Texas Mill

Spinning (Mule mill)
- Location: Whitelands, Ashton-under-Lyne, England
- Serving canal: Huddersfield Narrow Canal
- Serving railway: Lancashire and Yorkshire Railway
- Owner: Texas Mill Company Ltd.
- Further ownership: Atlas Mills (1920s); Lancashire Cotton Corporation (1930s); Coutaulds Northern Textiles (1960s);
- Coordinates: 53°28′56″N 2°05′18″W﻿ / ﻿53.4823°N 2.0882°W

Construction
- Built: 1905
- Completed: 1907
- Destroyed: 22–23 October 1971
- Floor count: 4
- Main contractor: J Partington and Son of Middleton Junction

Design team
- Architect: Sidney Stott of Oldham

Power
- Date: 1907 altered 1921
- Engine maker: George Saxon & Co
- Engine type: vertical triple expansion engine (1907) vertical three cylinder compound engine (1921)
- Valve Gear: Corliss
- Cylinder diameter and throw: 48in
- rpm: 78rpm
- Installed horse power (ihp): 1200 (1907) 1500 (1921)
- Flywheel diameter: 22 ft (6.7 m)
- No. of ropes: 28

Boiler configuration
- Pressure: 170psi

Equipment
- Date: 1907
- Manufacturer: Hetheringtons
- Mule Frames: 76,896 spindles (1908) then 35,000 mule spindles (1948)
- Ring Frames path: 35,000 (1948)

References
- Haynes 1987, p. 53

= Texas Mill, Ashton-under-Lyne =

Former cotton spinning mill in Ashton-under-Lyne, England

Texas Mill was a cotton spinning mill in the Whitelands district of Ashton-under-Lyne, Greater Manchester, in England. It was built between 1905 and 1907 for the Ashton Syndicate by Sydney Stott of Oldham. It was destroyed in a massive fire on 22–23 October 1971. It had been re-equipped as a ring mill for spinning artificial fibres when it was destroyed.

==Location==
Texas mill was built next to Minerva Mill in Whitelands, in a meander of the River Tame.

==History==
The Minerva Spinning Company Limited was registered in 1891 to build the Minerva Mill at Whitelands. The directors were Messrs Barlow, Marland, Coop, Newton, Pollitt and Pownall; they were later referred to as the Ashton syndicate.

Task instructions ▸
A. Print the stretch of the Texas Mill text from "Design team" through "(1907) 1500 (1921)".
B. According to the Texas Mill text, the mill was built in a meander of which river?
The lines that come next are separate material and are not connected to the Texas Mill text.

Provided data ▸
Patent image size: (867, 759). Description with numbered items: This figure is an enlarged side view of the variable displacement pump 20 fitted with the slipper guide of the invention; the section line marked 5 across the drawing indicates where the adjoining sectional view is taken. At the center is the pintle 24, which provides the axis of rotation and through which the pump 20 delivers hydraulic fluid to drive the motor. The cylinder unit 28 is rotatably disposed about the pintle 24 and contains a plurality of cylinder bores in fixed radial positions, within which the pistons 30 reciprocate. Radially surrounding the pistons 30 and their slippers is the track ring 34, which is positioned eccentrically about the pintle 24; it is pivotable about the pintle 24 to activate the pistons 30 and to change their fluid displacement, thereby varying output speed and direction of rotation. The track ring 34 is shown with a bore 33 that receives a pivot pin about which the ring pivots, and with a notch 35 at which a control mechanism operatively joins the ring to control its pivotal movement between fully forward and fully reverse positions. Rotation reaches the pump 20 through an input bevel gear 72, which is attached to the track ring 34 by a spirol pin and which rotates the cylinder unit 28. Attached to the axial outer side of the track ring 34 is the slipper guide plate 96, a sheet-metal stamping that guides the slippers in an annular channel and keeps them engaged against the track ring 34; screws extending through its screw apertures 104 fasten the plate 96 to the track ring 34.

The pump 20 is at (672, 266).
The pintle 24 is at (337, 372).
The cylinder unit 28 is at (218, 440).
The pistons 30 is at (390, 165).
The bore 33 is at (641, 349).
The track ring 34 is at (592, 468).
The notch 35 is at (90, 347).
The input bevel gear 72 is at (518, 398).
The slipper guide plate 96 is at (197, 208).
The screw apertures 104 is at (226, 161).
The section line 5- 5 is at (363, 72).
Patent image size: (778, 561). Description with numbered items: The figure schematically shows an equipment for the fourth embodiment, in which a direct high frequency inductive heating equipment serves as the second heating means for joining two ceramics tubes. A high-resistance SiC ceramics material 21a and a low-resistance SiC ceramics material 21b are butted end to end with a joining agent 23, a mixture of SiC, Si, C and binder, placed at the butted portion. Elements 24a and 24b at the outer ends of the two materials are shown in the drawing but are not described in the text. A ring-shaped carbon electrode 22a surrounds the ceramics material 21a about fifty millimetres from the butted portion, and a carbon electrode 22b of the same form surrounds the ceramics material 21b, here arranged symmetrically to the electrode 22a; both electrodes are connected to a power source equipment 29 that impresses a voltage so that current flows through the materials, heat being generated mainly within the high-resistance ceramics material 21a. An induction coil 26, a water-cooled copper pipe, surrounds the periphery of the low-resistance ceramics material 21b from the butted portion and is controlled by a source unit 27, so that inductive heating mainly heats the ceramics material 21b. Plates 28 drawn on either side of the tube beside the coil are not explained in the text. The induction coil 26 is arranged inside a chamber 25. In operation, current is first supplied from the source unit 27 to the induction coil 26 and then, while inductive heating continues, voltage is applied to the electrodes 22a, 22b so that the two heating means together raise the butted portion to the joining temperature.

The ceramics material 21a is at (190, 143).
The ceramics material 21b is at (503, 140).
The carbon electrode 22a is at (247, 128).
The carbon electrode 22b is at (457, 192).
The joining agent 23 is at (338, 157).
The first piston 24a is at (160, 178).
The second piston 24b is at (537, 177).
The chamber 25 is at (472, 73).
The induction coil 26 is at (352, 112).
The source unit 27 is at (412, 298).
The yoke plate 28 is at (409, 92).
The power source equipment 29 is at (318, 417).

Responses per task ▸
A.
Design team
- Architect: Sidney Stott of Oldham

Power
- Date: 1907 altered 1921
- Engine maker: George Saxon & Co
- Engine type: vertical triple expansion engine (1907) vertical three cylinder compound engine (1921)
- Valve Gear: Corliss
- Cylinder diameter and throw: 48in
- rpm: 78rpm
- Installed horse power (ihp): 1200 (1907) 1500 (1921)

B. The River Tame.